Task directions: Scan each line of the records for the word "emniyet" and extract the ones that have it.

Supplied information:
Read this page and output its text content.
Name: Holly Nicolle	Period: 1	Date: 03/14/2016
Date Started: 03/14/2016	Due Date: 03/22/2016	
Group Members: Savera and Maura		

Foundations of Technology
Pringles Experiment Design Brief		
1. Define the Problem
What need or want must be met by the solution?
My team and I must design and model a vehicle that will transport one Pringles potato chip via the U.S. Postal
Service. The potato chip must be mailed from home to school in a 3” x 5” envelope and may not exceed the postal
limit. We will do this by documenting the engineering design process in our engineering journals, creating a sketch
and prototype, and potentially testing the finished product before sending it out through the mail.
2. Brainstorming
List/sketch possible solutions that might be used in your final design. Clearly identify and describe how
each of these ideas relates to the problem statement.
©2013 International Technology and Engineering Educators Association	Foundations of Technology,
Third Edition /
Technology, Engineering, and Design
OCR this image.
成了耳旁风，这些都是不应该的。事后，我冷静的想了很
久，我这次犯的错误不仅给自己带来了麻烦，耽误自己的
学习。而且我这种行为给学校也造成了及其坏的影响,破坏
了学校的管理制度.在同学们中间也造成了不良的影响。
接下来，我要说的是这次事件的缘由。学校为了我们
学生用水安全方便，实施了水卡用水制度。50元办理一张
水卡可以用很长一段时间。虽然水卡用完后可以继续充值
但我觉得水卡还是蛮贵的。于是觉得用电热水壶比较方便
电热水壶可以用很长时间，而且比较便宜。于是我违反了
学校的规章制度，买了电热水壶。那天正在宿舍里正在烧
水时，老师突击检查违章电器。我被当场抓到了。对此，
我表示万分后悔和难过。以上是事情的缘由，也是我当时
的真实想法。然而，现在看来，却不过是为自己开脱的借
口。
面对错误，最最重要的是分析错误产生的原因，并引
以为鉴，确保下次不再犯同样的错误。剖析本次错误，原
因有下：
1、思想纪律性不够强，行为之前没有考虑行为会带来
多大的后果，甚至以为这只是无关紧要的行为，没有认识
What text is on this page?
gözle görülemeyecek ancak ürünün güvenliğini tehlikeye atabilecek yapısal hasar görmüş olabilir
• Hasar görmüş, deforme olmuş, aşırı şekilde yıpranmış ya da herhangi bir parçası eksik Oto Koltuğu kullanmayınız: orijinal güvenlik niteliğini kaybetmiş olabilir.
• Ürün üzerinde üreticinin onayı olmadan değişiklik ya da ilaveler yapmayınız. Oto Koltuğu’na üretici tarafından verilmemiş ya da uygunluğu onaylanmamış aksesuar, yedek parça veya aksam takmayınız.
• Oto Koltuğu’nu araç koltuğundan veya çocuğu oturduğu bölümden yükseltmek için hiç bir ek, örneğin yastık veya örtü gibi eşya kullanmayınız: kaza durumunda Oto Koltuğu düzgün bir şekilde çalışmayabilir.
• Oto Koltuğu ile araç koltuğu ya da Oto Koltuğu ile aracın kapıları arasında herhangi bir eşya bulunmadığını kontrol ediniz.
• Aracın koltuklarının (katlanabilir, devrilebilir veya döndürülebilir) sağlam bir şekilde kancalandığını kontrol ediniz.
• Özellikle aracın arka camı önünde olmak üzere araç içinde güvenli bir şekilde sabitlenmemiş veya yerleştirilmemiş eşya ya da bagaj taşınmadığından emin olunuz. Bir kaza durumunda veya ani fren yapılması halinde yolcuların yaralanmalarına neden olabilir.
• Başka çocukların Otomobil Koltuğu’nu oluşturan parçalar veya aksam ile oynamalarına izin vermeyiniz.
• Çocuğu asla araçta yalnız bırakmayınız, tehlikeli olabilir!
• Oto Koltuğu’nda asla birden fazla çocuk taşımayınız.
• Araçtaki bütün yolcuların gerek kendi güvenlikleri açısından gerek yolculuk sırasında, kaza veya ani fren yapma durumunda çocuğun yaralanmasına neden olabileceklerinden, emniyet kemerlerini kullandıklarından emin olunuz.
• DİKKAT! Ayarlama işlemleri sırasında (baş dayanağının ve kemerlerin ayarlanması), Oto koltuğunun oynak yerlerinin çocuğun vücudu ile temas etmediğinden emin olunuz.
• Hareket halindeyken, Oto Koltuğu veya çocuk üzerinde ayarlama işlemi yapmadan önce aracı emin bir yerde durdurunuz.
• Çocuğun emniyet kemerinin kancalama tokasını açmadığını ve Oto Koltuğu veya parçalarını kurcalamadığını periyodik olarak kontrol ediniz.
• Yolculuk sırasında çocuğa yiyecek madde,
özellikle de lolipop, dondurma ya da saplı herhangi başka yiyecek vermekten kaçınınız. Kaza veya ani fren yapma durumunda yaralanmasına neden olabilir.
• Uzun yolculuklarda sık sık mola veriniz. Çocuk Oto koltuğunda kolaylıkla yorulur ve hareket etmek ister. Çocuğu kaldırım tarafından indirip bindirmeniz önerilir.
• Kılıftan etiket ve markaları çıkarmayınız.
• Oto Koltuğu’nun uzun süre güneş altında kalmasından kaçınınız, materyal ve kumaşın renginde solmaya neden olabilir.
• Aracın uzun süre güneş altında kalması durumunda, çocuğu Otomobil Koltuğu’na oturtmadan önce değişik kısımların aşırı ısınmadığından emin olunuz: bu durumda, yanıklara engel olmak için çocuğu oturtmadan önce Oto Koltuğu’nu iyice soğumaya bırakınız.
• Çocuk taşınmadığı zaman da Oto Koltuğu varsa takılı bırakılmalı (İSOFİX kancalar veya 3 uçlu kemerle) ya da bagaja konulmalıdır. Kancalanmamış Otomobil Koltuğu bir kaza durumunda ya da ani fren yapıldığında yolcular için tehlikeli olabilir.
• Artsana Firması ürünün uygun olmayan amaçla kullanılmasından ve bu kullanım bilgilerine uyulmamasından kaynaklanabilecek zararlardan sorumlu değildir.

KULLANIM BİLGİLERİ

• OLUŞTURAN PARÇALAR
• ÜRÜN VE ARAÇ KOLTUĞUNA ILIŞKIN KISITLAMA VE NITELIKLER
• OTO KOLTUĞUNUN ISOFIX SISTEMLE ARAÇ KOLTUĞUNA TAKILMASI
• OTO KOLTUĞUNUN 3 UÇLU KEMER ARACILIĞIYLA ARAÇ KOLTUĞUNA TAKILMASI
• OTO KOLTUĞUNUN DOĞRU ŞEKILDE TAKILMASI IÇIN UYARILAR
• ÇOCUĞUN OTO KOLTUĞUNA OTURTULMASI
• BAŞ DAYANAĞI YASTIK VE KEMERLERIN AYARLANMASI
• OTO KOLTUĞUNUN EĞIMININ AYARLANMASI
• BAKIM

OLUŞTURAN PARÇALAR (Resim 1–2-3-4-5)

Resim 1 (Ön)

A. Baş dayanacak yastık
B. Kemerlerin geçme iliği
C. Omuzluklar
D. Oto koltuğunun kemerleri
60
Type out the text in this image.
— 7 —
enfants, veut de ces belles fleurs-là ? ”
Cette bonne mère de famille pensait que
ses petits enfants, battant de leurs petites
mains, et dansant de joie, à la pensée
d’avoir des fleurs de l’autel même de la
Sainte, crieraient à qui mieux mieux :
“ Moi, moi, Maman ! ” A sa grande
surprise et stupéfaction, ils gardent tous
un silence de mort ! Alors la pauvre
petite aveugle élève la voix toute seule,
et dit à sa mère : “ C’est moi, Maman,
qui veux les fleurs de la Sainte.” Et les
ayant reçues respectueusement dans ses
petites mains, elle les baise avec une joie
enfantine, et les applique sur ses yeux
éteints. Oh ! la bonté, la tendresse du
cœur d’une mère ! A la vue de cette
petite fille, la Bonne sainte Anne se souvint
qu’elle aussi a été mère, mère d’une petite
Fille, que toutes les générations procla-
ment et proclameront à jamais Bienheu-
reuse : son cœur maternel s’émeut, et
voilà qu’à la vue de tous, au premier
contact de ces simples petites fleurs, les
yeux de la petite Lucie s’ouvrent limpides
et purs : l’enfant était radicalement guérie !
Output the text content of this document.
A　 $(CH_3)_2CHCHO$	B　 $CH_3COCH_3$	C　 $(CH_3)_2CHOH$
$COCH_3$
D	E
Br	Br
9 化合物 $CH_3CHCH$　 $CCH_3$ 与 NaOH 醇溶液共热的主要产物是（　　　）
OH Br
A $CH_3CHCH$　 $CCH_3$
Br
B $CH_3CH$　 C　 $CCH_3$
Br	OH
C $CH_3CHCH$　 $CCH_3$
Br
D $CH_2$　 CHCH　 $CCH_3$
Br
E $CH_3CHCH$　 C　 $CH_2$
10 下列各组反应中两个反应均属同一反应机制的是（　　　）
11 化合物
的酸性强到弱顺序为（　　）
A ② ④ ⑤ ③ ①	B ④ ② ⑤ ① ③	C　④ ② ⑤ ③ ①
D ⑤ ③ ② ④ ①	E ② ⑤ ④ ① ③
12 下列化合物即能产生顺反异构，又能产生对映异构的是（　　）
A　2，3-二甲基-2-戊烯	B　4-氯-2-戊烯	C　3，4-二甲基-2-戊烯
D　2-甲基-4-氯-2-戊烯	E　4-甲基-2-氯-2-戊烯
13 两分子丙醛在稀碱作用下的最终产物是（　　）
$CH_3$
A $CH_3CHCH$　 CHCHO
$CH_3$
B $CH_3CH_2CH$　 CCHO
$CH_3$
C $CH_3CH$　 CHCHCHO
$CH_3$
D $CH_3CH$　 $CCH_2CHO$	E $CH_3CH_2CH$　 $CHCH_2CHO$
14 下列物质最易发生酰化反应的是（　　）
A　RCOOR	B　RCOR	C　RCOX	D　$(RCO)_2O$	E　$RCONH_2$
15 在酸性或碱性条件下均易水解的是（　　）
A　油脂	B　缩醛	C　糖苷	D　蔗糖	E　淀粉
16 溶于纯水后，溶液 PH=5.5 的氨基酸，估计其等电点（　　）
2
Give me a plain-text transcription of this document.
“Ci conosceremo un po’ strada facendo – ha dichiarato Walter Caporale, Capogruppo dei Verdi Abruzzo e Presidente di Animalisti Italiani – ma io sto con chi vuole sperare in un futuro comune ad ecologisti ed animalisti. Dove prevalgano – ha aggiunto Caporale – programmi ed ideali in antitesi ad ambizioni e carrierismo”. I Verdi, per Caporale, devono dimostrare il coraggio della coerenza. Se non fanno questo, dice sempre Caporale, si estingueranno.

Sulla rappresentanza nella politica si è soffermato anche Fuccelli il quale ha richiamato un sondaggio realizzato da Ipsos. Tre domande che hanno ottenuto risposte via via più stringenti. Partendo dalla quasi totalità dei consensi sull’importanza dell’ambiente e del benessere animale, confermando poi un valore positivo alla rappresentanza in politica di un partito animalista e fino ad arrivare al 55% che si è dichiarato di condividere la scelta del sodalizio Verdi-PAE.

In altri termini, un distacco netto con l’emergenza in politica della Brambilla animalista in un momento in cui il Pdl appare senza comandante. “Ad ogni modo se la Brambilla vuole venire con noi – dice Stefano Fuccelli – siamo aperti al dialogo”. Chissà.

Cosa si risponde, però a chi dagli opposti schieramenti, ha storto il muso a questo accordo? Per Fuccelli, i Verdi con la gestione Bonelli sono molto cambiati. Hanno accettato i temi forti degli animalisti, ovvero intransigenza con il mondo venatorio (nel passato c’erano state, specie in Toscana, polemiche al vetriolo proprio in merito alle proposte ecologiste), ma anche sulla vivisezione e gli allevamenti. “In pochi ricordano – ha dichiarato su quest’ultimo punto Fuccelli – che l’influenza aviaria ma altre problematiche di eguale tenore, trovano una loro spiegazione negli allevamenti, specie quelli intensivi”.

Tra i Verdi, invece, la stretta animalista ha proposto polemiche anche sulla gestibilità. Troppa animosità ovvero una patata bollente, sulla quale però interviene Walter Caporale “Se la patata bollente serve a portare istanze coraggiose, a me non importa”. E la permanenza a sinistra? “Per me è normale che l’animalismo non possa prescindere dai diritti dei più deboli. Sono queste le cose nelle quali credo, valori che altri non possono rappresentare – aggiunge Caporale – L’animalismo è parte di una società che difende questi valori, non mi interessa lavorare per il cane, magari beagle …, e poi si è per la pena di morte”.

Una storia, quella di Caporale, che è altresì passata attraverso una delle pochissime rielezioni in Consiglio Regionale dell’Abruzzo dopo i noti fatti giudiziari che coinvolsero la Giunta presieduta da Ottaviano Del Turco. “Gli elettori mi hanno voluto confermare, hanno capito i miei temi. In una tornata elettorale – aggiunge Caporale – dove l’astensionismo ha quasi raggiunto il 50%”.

Full answer:
• Araçtaki bütün yolcuların gerek kendi güvenlikleri açısından gerek yolculuk sırasında, kaza veya ani fren yapma durumunda çocuğun yaralanmasına neden olabileceklerinden, emniyet kemerlerini kullandıklarından emin olunuz.
• Çocuğun emniyet kemerinin kancalama tokasını açmadığını ve Oto Koltuğu veya parçalarını kurcalamadığını periyodik olarak kontrol ediniz.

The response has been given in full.